## Problem requirements
Count how many lines below include the string "this", and give that number without anything else.

[Data items]

+ + + + + + +

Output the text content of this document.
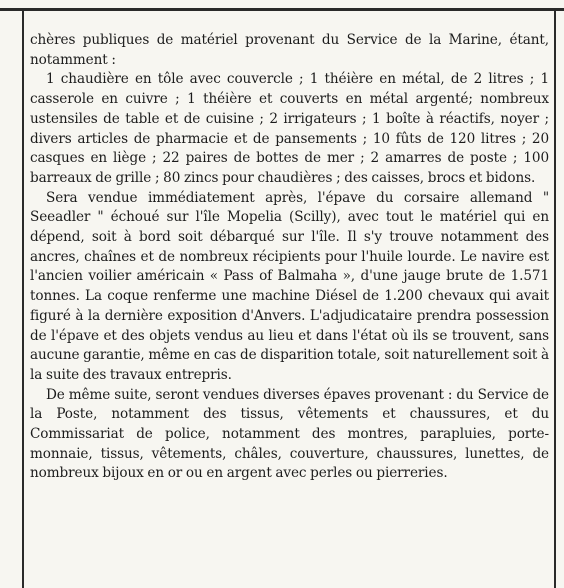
chères publiques de matériel provenant du Service de la Marine, étant, notamment :

1 chaudière en tôle avec couvercle ; 1 théière en métal, de 2 litres ; 1 casserole en cuivre ; 1 théière et couverts en métal argenté; nombreux ustensiles de table et de cuisine ; 2 irrigateurs ; 1 boîte à réactifs, noyer ; divers articles de pharmacie et de pansements ; 10 fûts de 120 litres ; 20 casques en liège ; 22 paires de bottes de mer ; 2 amarres de poste ; 100 barreaux de grille ; 80 zincs pour chaudières ; des caisses, brocs et bidons.

Sera vendue immédiatement après, l'épave du corsaire allemand " Seeadler " échoué sur l'île Mopelia (Scilly), avec tout le matériel qui en dépend, soit à bord soit débarqué sur l'île. Il s'y trouve notamment des ancres, chaînes et de nombreux récipients pour l'huile lourde. Le navire est l'ancien voilier américain « Pass of Balmaha », d'une jauge brute de 1.571 tonnes. La coque renferme une machine Diésel de 1.200 chevaux qui avait figuré à la dernière exposition d'Anvers. L'adjudicataire prendra possession de l'épave et des objets vendus au lieu et dans l'état où ils se trouvent, sans aucune garantie, même en cas de disparition totale, soit naturellement soit à la suite des travaux entrepris.

De même suite, seront vendues diverses épaves provenant : du Service de la Poste, notamment des tissus, vêtements et chaussures, et du Commissariat de police, notamment des montres, parapluies, porte-monnaie, tissus, vêtements, châles, couverture, chaussures, lunettes, de nombreux bijoux en or ou en argent avec perles ou pierreries.
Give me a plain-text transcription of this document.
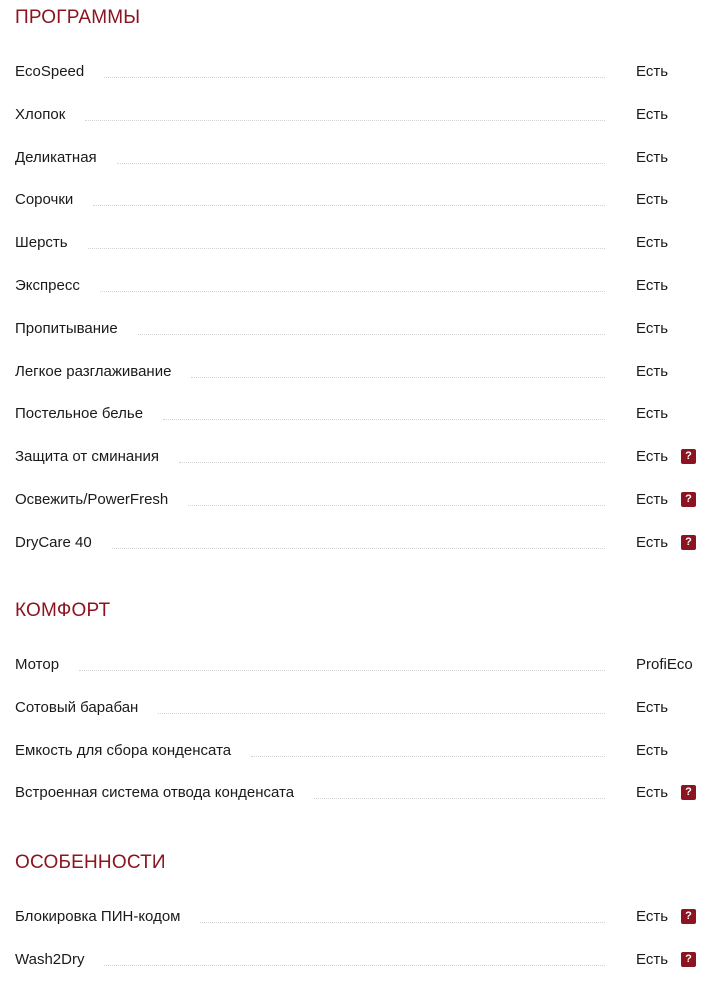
ПРОГРАММЫ
EcoSpeed	Есть
Хлопок	Есть
Деликатная	Есть
Сорочки	Есть
Шерсть	Есть
Экспресс	Есть
Пропитывание	Есть
Легкое разглаживание	Есть
Постельное белье	Есть
Защита от сминания	Есть	?
Освежить/PowerFresh	Есть	?
DryCare 40	Есть	?
КОМФОРТ
Мотор	ProfiEco
Сотовый барабан	Есть
Емкость для сбора конденсата	Есть
Встроенная система отвода конденсата	Есть	?
ОСОБЕННОСТИ
Блокировка ПИН-кодом	Есть	?
Wash2Dry	Есть	?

+ + + + + + +

## Answer to the task
2